== Data supplied ==

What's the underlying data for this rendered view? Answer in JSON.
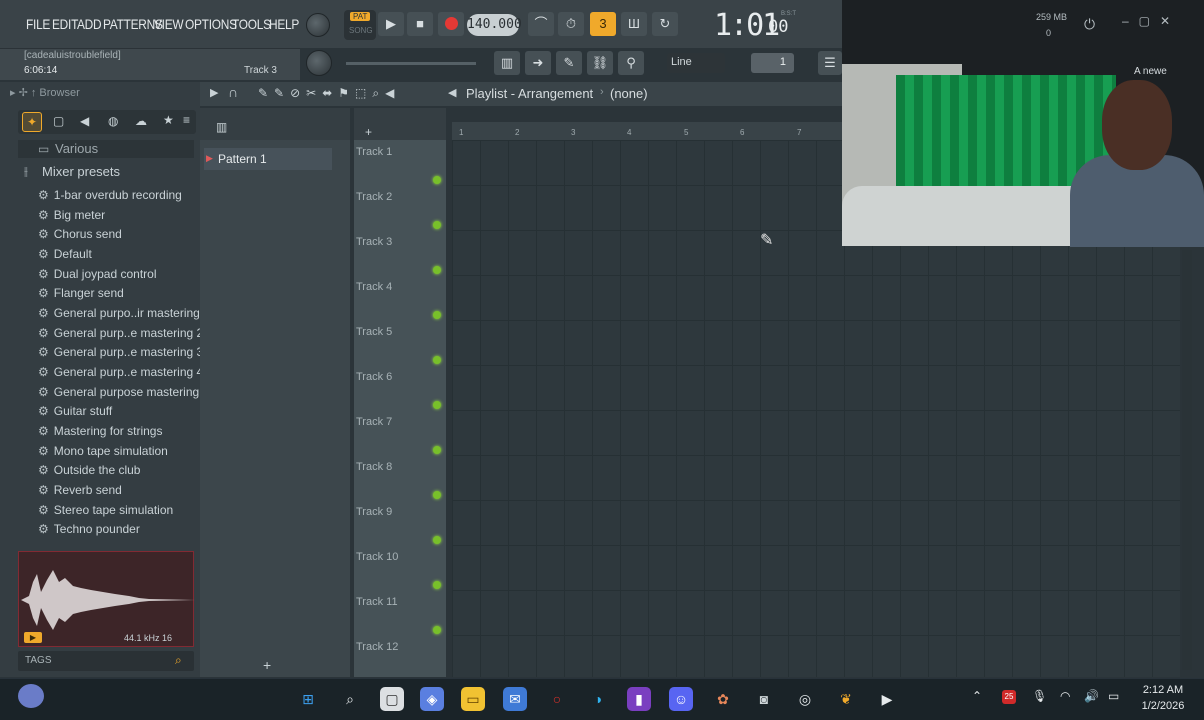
{
  "menu": [
    "FILE",
    "EDIT",
    "ADD",
    "PATTERNS",
    "VIEW",
    "OPTIONS",
    "TOOLS",
    "HELP"
  ],
  "transport": {
    "pat_label": "PAT",
    "song_label": "SONG",
    "tempo": "140.000",
    "time_main": "1:01",
    "time_sub": "00",
    "time_small": "B:S:T"
  },
  "hint": {
    "project": "[cadealuistroublefield]",
    "time": "6:06:14",
    "track": "Track 3"
  },
  "toolbar": {
    "snap": "Line",
    "step": "1"
  },
  "browser": {
    "title": "Browser",
    "folder": "Various",
    "section": "Mixer presets",
    "items": [
      "1-bar overdub recording",
      "Big meter",
      "Chorus send",
      "Default",
      "Dual joypad control",
      "Flanger send",
      "General purpo..ir mastering",
      "General purp..e mastering 2",
      "General purp..e mastering 3",
      "General purp..e mastering 4",
      "General purpose mastering",
      "Guitar stuff",
      "Mastering for strings",
      "Mono tape simulation",
      "Outside the club",
      "Reverb send",
      "Stereo tape simulation",
      "Techno pounder"
    ],
    "sample_info": "44.1 kHz 16",
    "tags": "TAGS"
  },
  "playlist": {
    "title": "Playlist - Arrangement",
    "pattern_sel": "(none)",
    "pattern": "Pattern 1",
    "ruler": [
      "1",
      "2",
      "3",
      "4",
      "5",
      "6",
      "7"
    ],
    "tracks": [
      "Track 1",
      "Track 2",
      "Track 3",
      "Track 4",
      "Track 5",
      "Track 6",
      "Track 7",
      "Track 8",
      "Track 9",
      "Track 10",
      "Track 11",
      "Track 12"
    ]
  },
  "webcam": {
    "stat1": "259 MB",
    "stat2": "0",
    "notice": "A newe"
  },
  "taskbar": {
    "time": "2:12 AM",
    "date": "1/2/2026",
    "badge": "25"
  },
  "colors": {
    "accent": "#f0a92b",
    "track_dot": "#78c02a",
    "record": "#e53935"
  }
}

===

### What the exercise asks:
Look through the records and gather each line with the word "simulation".

### Written response:
      "Mono tape simulation",
      "Stereo tape simulation",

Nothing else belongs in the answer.